◆ What the task asks ◆
Look through the data below. Show each line where the string "this" occurs.

◆ The records ◆
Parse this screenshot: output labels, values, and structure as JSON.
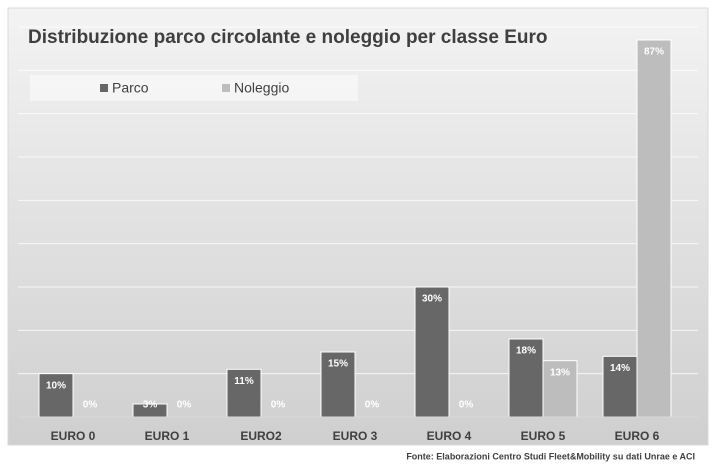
{
  "chart_data": {
    "type": "bar",
    "title": "Distribuzione parco circolante e noleggio per classe Euro",
    "source": "Fonte: Elaborazioni Centro Studi Fleet&Mobility su dati Unrae e ACI",
    "categories": [
      "EURO 0",
      "EURO 1",
      "EURO2",
      "EURO 3",
      "EURO 4",
      "EURO 5",
      "EURO 6"
    ],
    "series": [
      {
        "name": "Parco",
        "color": "#676767",
        "values": [
          10,
          3,
          11,
          15,
          30,
          18,
          14
        ],
        "value_labels": [
          "10%",
          "3%",
          "11%",
          "15%",
          "30%",
          "18%",
          "14%"
        ]
      },
      {
        "name": "Noleggio",
        "color": "#bdbdbd",
        "values": [
          0,
          0,
          0,
          0,
          0,
          13,
          87
        ],
        "value_labels": [
          "0%",
          "0%",
          "0%",
          "0%",
          "0%",
          "13%",
          "87%"
        ]
      }
    ],
    "ylim": [
      0,
      90
    ],
    "yticks": [
      0,
      10,
      20,
      30,
      40,
      50,
      60,
      70,
      80,
      90
    ],
    "grid": true,
    "legend": "top-left"
  }
}
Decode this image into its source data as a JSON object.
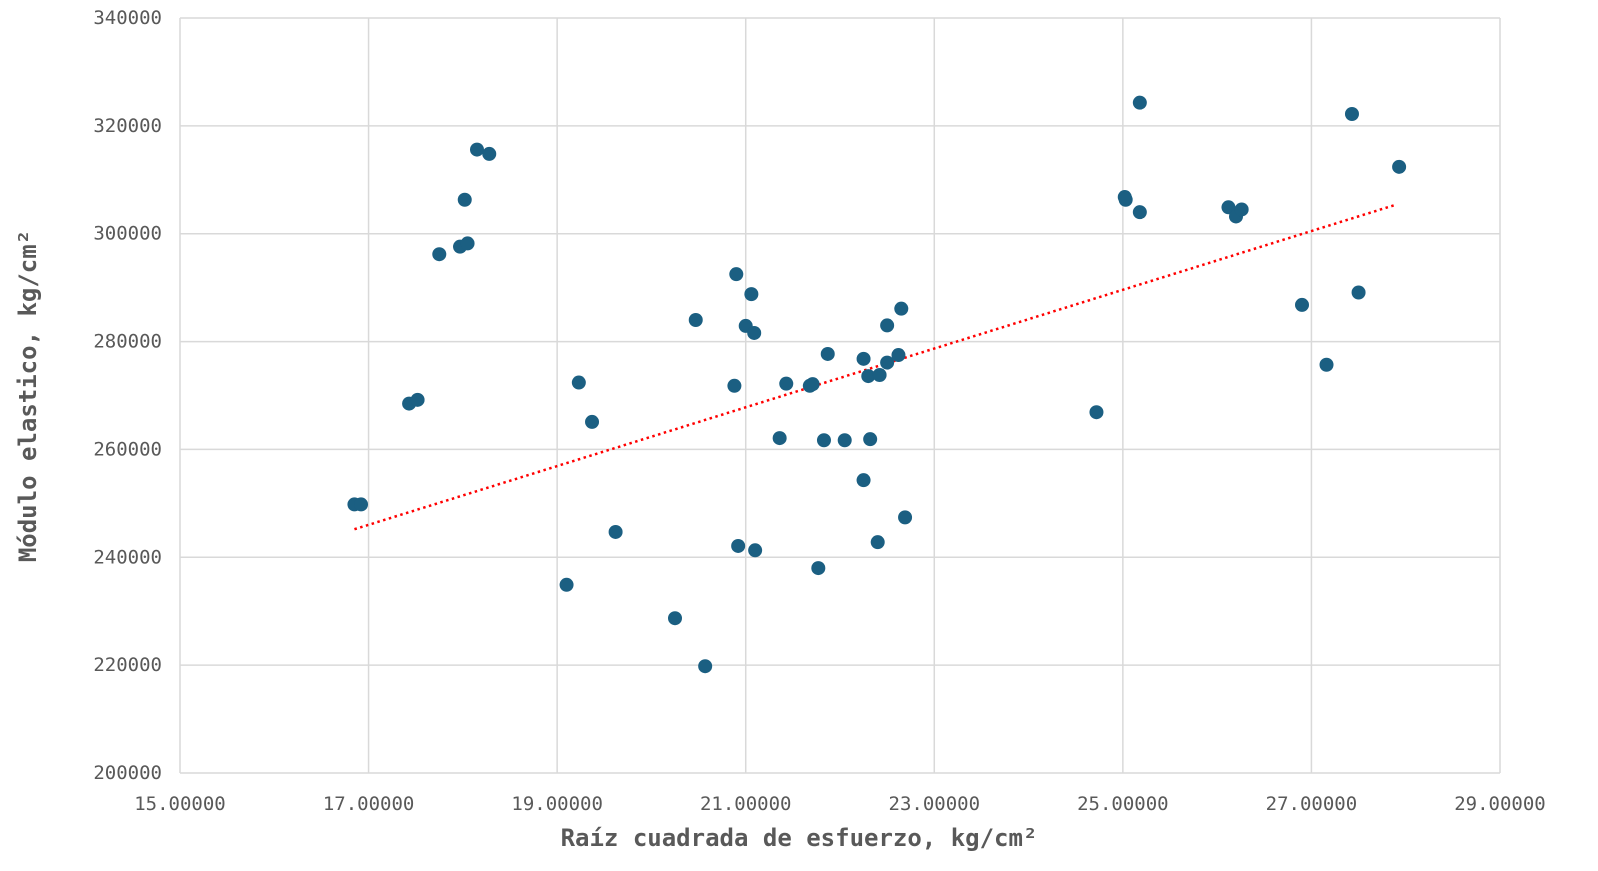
{
  "chart_data": {
    "type": "scatter",
    "xlabel": "Raíz cuadrada de esfuerzo, kg/cm²",
    "ylabel": "Módulo elastico, kg/cm²",
    "xlim": [
      15,
      29
    ],
    "ylim": [
      200000,
      340000
    ],
    "x_ticks": [
      "15.00000",
      "17.00000",
      "19.00000",
      "21.00000",
      "23.00000",
      "25.00000",
      "27.00000",
      "29.00000"
    ],
    "y_ticks": [
      "200000",
      "220000",
      "240000",
      "260000",
      "280000",
      "300000",
      "320000",
      "340000"
    ],
    "grid": true,
    "point_color": "#1b5f82",
    "trendline": {
      "type": "linear",
      "color": "#ff0000",
      "style": "dotted",
      "x_start": 16.85,
      "y_start": 245200,
      "x_end": 27.9,
      "y_end": 305400
    },
    "points": [
      {
        "x": 16.85,
        "y": 249800
      },
      {
        "x": 16.92,
        "y": 249800
      },
      {
        "x": 17.43,
        "y": 268500
      },
      {
        "x": 17.52,
        "y": 269200
      },
      {
        "x": 17.75,
        "y": 296200
      },
      {
        "x": 17.97,
        "y": 297600
      },
      {
        "x": 18.02,
        "y": 306300
      },
      {
        "x": 18.05,
        "y": 298200
      },
      {
        "x": 18.15,
        "y": 315600
      },
      {
        "x": 18.28,
        "y": 314800
      },
      {
        "x": 19.1,
        "y": 234900
      },
      {
        "x": 19.23,
        "y": 272400
      },
      {
        "x": 19.37,
        "y": 265100
      },
      {
        "x": 19.62,
        "y": 244700
      },
      {
        "x": 20.25,
        "y": 228700
      },
      {
        "x": 20.47,
        "y": 284000
      },
      {
        "x": 20.57,
        "y": 219800
      },
      {
        "x": 20.88,
        "y": 271800
      },
      {
        "x": 20.9,
        "y": 292500
      },
      {
        "x": 20.92,
        "y": 242100
      },
      {
        "x": 21.0,
        "y": 282900
      },
      {
        "x": 21.06,
        "y": 288800
      },
      {
        "x": 21.09,
        "y": 281600
      },
      {
        "x": 21.1,
        "y": 241300
      },
      {
        "x": 21.36,
        "y": 262100
      },
      {
        "x": 21.43,
        "y": 272200
      },
      {
        "x": 21.68,
        "y": 271800
      },
      {
        "x": 21.71,
        "y": 272100
      },
      {
        "x": 21.77,
        "y": 238000
      },
      {
        "x": 21.83,
        "y": 261700
      },
      {
        "x": 21.87,
        "y": 277700
      },
      {
        "x": 22.05,
        "y": 261700
      },
      {
        "x": 22.25,
        "y": 276800
      },
      {
        "x": 22.25,
        "y": 254300
      },
      {
        "x": 22.3,
        "y": 273600
      },
      {
        "x": 22.32,
        "y": 261900
      },
      {
        "x": 22.4,
        "y": 242800
      },
      {
        "x": 22.42,
        "y": 273800
      },
      {
        "x": 22.5,
        "y": 276100
      },
      {
        "x": 22.5,
        "y": 283000
      },
      {
        "x": 22.62,
        "y": 277500
      },
      {
        "x": 22.65,
        "y": 286100
      },
      {
        "x": 22.69,
        "y": 247400
      },
      {
        "x": 24.72,
        "y": 266900
      },
      {
        "x": 25.02,
        "y": 306800
      },
      {
        "x": 25.03,
        "y": 306300
      },
      {
        "x": 25.18,
        "y": 304000
      },
      {
        "x": 25.18,
        "y": 324300
      },
      {
        "x": 26.12,
        "y": 304900
      },
      {
        "x": 26.2,
        "y": 303200
      },
      {
        "x": 26.26,
        "y": 304500
      },
      {
        "x": 26.9,
        "y": 286800
      },
      {
        "x": 27.16,
        "y": 275700
      },
      {
        "x": 27.43,
        "y": 322200
      },
      {
        "x": 27.5,
        "y": 289100
      },
      {
        "x": 27.93,
        "y": 312400
      }
    ]
  }
}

◆ Result ◆
Parse this screenshot: output labels, values, and structure as JSON.
Decode this image into its source data as a JSON object.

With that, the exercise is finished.